*Written request:*
Turn the lines of the listing, from its first line through the line holding "data-point bbox=[572, 539, 590, 557]" inclusive, into a Markdown table with the columns Row and Entry. Leave out any blank lines.

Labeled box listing
--------------------

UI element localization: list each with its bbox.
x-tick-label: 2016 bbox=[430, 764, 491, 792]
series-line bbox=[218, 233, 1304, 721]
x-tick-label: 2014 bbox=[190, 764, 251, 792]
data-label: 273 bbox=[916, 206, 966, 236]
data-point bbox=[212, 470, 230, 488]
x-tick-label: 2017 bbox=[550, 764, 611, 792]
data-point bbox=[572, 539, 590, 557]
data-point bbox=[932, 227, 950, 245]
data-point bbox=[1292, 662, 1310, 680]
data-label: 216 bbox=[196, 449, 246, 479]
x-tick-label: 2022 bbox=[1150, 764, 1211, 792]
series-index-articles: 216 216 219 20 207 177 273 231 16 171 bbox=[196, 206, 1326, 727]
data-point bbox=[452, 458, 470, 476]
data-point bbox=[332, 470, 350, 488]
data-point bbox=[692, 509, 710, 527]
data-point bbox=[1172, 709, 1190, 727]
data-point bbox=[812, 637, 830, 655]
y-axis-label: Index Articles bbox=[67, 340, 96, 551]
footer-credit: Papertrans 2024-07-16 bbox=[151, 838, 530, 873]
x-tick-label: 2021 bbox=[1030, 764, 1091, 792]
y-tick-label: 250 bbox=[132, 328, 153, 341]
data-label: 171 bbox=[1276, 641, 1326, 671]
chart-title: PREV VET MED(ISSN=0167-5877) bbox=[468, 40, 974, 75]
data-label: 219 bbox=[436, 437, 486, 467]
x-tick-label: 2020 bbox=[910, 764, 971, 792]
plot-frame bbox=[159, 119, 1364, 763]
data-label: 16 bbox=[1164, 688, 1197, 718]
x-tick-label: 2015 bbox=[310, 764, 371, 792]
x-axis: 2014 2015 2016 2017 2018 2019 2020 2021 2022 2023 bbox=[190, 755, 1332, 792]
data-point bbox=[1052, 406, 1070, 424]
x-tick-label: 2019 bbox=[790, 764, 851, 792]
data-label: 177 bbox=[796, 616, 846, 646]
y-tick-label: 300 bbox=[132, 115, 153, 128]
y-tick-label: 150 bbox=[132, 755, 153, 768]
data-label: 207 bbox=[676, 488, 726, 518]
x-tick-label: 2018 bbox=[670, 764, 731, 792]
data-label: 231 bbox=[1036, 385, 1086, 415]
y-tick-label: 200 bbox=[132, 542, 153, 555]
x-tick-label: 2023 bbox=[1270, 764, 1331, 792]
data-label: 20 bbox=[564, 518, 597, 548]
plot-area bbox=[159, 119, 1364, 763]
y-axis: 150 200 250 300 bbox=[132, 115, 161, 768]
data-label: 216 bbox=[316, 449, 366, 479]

--------------------

*Complete response:*
| Row | Entry |
|---|---|
| 1 | UI element localization: list each with its bbox. |
| 2 | x-tick-label: 2016 bbox=[430, 764, 491, 792] |
| 3 | series-line bbox=[218, 233, 1304, 721] |
| 4 | x-tick-label: 2014 bbox=[190, 764, 251, 792] |
| 5 | data-label: 273 bbox=[916, 206, 966, 236] |
| 6 | data-point bbox=[212, 470, 230, 488] |
| 7 | x-tick-label: 2017 bbox=[550, 764, 611, 792] |
| 8 | data-point bbox=[572, 539, 590, 557] |